Dataset entries:
· · · · · · ·
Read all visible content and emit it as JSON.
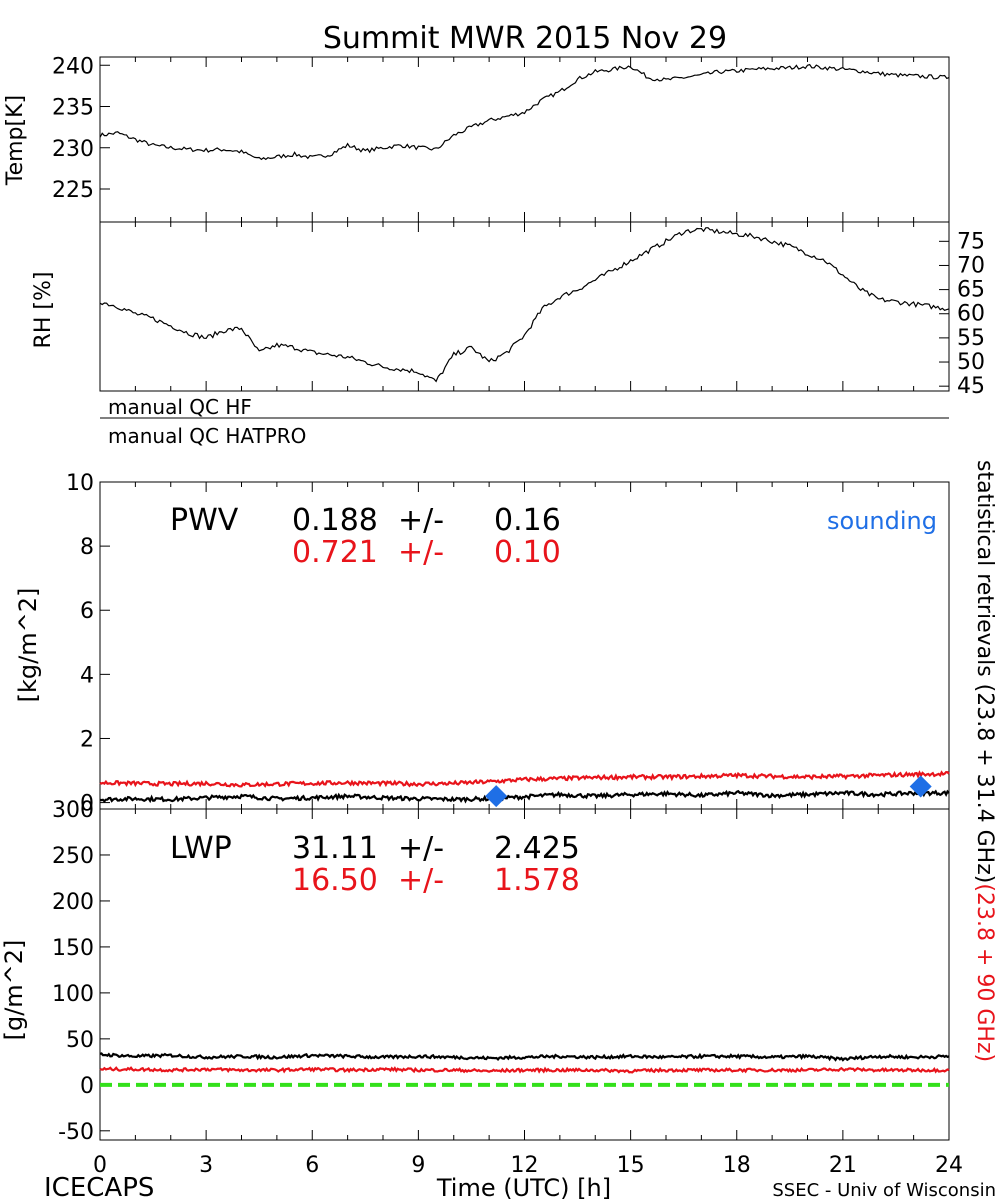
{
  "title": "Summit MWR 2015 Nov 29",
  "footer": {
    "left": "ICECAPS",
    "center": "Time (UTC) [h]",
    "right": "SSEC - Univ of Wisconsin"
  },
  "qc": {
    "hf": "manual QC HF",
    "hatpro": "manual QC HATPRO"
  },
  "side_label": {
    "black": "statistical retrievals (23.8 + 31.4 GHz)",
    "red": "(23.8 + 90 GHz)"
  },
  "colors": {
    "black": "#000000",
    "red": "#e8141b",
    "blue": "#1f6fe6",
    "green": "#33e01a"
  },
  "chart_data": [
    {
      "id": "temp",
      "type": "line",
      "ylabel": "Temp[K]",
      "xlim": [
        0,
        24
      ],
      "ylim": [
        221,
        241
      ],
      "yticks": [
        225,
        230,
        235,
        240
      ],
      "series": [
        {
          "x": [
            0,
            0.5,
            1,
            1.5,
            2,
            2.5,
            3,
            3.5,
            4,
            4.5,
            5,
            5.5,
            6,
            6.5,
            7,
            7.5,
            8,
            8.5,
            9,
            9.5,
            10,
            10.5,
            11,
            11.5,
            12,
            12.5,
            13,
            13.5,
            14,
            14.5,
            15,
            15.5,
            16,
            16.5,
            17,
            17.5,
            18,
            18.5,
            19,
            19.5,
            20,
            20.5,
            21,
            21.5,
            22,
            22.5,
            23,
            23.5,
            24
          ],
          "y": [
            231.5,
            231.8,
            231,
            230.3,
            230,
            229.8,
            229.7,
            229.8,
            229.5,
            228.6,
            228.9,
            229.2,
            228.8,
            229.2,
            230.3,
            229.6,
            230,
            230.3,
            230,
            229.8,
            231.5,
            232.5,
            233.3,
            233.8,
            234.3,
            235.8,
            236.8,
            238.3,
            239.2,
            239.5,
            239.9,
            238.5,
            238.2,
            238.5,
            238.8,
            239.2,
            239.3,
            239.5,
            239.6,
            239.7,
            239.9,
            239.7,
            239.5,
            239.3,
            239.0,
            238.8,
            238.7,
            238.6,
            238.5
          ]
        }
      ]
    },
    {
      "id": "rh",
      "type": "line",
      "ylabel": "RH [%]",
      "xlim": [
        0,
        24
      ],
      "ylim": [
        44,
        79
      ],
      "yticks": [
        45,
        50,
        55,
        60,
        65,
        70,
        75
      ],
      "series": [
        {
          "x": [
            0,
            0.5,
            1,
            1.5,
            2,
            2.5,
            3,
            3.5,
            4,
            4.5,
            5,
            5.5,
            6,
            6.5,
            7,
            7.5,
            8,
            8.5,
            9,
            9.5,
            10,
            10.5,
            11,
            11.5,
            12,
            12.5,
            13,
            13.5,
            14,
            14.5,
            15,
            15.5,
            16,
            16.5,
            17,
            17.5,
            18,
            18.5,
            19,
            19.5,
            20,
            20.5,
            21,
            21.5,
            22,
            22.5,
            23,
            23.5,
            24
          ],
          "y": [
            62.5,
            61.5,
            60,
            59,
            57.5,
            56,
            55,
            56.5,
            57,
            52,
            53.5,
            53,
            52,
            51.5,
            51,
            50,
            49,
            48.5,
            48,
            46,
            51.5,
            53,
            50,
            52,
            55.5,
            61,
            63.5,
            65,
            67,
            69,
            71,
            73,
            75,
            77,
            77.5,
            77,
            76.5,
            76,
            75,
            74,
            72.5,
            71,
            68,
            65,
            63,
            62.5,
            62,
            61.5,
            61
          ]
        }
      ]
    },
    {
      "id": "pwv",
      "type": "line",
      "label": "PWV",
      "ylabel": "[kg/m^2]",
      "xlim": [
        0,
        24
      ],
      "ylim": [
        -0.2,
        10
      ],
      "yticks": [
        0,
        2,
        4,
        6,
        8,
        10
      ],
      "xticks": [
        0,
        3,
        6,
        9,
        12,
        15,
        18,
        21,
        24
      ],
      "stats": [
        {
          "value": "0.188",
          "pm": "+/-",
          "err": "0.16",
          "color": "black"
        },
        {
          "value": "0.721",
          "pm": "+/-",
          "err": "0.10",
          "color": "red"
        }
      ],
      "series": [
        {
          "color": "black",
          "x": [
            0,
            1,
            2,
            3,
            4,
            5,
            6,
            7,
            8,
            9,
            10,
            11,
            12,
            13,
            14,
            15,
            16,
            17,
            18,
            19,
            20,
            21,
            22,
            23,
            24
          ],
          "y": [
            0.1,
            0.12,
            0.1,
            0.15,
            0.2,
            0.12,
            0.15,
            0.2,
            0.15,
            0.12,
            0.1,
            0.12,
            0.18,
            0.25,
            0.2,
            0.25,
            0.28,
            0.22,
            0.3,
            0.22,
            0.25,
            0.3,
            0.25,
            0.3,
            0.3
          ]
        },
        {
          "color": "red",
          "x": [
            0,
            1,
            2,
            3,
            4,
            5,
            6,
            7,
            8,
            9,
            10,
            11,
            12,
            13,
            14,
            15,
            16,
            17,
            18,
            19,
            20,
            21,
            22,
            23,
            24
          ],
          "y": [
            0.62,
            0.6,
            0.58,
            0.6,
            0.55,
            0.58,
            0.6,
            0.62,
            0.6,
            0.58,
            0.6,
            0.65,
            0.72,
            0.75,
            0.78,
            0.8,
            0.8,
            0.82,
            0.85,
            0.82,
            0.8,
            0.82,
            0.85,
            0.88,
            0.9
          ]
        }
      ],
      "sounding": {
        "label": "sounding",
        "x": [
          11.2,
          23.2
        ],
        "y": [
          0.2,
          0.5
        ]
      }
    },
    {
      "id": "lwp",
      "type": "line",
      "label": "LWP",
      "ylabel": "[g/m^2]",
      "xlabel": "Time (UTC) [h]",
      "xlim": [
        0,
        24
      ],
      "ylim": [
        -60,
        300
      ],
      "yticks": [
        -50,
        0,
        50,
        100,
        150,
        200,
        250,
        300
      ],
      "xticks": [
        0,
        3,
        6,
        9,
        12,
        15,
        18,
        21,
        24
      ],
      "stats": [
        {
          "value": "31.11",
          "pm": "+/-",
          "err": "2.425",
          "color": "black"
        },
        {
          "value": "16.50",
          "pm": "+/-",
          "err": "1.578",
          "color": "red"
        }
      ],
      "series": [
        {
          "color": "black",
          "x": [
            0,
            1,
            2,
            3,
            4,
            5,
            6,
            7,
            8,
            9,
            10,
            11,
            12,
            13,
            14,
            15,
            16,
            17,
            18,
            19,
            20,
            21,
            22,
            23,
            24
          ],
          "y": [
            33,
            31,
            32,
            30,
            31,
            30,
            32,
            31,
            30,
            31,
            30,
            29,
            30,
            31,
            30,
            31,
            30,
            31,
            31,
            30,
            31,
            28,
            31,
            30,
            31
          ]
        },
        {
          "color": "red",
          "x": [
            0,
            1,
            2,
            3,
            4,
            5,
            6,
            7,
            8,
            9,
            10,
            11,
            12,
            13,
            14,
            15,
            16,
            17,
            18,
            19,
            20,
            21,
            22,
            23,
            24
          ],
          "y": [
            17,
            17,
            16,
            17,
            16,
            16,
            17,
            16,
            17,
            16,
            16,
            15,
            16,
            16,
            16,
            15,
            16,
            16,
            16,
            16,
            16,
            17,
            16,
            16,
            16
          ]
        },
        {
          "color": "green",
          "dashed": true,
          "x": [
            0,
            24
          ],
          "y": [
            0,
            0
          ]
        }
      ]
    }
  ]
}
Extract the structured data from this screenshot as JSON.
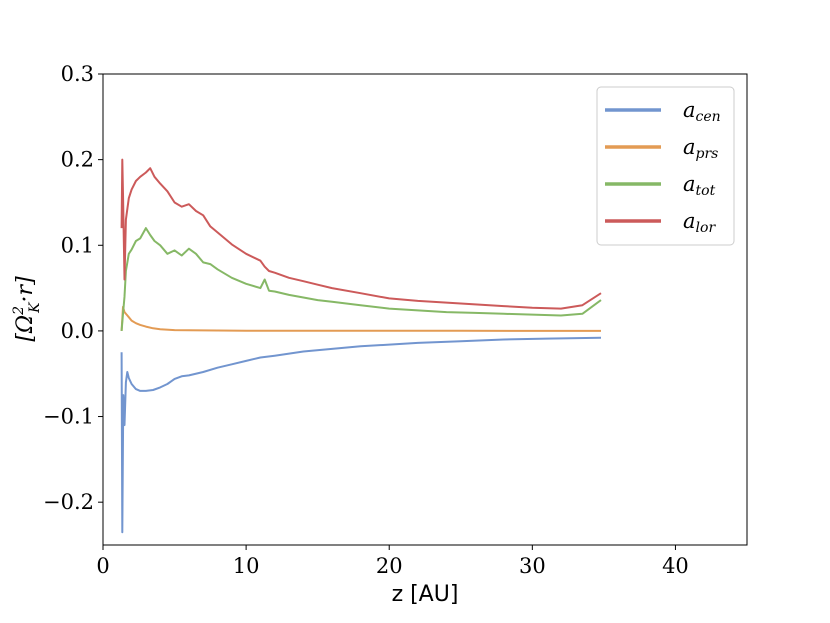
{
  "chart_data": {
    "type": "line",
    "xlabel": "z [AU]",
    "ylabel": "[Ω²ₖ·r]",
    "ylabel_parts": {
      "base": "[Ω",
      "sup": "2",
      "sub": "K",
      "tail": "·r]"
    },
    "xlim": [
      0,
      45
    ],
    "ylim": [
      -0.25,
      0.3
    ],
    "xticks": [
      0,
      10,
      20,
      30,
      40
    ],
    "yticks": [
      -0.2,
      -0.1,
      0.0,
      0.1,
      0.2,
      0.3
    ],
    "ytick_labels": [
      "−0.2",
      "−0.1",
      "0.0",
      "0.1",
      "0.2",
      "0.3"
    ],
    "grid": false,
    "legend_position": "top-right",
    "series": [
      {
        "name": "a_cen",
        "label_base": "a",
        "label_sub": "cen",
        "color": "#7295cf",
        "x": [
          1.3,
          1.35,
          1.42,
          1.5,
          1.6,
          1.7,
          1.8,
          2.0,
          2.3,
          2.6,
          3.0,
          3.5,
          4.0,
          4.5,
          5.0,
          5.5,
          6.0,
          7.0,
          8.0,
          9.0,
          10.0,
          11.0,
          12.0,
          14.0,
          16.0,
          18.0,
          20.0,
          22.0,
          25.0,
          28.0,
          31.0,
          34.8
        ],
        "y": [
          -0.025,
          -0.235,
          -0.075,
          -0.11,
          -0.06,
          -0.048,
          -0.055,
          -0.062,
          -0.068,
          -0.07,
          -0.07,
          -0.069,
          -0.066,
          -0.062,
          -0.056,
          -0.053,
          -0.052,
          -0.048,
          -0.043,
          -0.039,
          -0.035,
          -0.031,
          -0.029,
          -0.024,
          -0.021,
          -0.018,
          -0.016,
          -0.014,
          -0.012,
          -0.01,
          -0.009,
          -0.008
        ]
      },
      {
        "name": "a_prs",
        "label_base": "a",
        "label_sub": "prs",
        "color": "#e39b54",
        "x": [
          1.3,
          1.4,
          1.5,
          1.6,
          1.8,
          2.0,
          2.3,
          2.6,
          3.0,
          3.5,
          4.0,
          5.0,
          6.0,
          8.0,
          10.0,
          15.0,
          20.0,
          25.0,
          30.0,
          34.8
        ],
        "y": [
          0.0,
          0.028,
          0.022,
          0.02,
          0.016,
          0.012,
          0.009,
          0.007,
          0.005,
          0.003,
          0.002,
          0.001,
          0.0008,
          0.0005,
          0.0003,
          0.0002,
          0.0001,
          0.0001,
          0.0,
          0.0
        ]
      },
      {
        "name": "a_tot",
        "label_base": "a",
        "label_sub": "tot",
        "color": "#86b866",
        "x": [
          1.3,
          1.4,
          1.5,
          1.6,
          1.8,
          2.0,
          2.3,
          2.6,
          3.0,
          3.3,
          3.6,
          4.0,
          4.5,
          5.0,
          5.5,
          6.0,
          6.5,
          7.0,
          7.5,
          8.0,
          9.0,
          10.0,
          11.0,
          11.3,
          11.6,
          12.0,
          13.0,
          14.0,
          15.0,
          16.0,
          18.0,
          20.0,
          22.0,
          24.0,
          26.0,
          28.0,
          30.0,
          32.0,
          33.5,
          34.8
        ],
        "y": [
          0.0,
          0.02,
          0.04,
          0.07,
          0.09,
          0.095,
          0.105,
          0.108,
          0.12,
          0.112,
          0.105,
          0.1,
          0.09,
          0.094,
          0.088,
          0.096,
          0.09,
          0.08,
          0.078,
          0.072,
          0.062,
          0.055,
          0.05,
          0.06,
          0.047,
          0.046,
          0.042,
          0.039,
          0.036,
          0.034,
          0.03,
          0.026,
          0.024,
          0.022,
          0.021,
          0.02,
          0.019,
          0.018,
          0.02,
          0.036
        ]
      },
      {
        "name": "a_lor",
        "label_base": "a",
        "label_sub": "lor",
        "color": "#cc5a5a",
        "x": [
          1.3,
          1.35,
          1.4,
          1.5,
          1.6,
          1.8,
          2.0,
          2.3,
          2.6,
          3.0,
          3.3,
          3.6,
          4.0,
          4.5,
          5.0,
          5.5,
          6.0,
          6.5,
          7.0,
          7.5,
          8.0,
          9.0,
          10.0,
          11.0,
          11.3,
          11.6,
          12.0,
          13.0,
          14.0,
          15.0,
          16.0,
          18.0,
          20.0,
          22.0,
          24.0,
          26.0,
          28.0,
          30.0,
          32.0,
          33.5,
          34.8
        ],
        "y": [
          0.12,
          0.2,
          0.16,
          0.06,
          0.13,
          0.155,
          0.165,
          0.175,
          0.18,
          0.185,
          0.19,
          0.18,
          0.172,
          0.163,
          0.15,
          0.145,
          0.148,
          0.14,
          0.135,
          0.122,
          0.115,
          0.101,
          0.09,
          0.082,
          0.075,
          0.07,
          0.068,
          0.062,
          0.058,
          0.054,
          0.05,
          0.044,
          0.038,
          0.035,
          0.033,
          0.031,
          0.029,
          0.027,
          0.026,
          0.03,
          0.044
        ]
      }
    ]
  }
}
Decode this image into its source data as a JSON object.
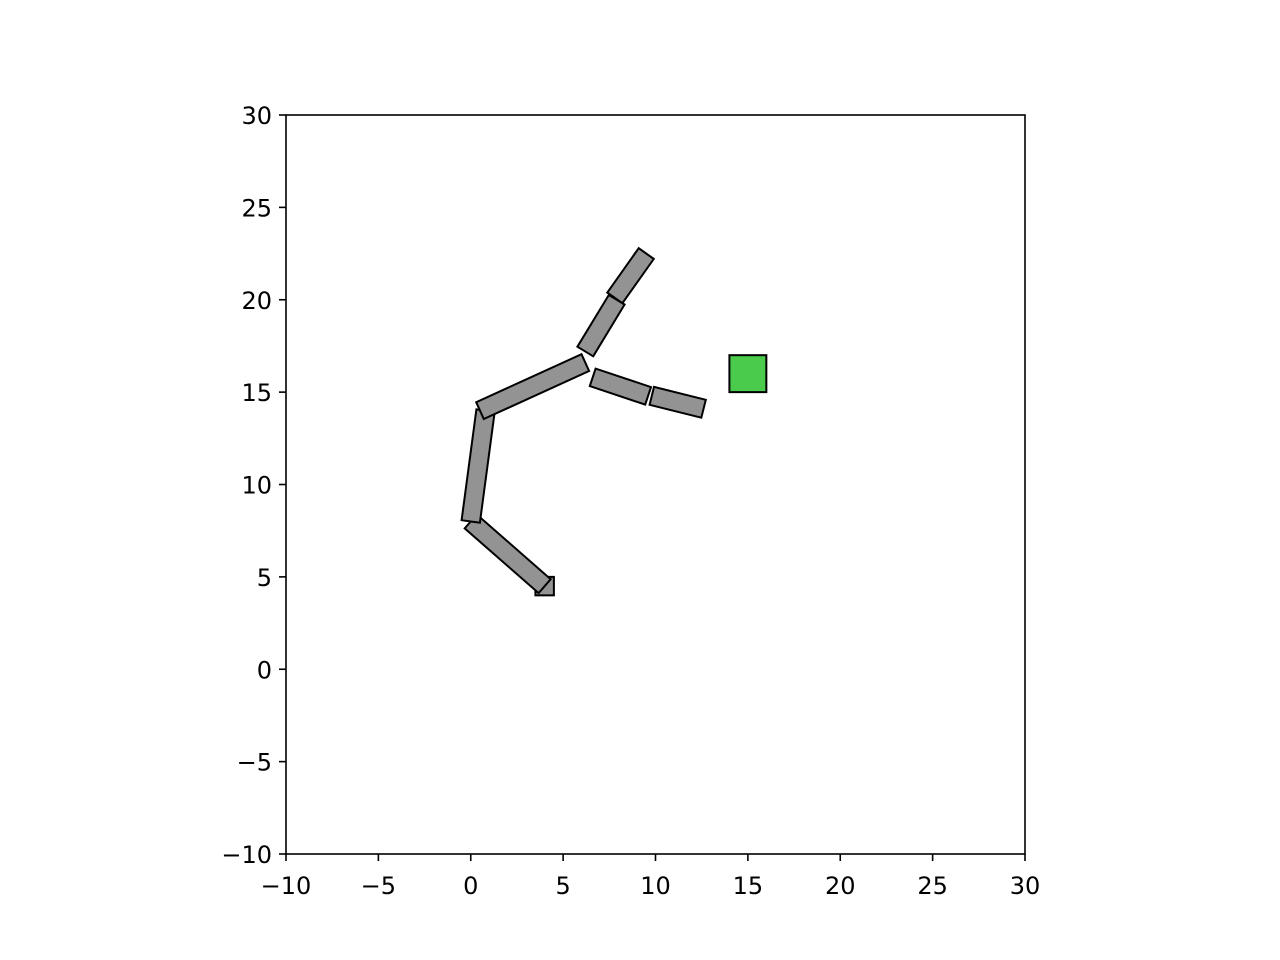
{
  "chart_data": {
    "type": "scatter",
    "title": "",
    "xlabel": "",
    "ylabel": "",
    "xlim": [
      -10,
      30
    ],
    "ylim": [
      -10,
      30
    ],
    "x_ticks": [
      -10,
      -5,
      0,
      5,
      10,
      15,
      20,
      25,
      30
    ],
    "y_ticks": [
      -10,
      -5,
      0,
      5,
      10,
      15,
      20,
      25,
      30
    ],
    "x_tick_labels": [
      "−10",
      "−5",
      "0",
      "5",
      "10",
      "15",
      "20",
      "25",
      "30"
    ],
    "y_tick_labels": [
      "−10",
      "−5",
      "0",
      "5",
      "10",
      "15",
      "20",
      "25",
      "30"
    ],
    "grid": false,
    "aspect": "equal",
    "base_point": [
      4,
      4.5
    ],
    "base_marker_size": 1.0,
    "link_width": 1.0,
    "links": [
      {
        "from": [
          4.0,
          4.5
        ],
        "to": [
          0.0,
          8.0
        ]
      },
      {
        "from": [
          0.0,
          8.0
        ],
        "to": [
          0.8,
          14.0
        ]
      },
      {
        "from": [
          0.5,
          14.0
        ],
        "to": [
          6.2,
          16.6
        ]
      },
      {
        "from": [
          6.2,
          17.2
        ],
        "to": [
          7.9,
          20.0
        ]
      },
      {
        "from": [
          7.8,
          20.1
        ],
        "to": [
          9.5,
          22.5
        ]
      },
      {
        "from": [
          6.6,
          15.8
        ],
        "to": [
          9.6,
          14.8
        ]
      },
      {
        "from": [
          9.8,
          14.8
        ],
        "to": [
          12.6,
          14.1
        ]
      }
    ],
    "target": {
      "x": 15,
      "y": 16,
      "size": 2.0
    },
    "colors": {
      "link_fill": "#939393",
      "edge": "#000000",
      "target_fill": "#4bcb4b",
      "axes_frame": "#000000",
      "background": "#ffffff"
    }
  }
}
· · · · · · ·
Instructions for the task: Tally the lines of the records holding the word "JSON", then give only the resulting number.

Full output: 3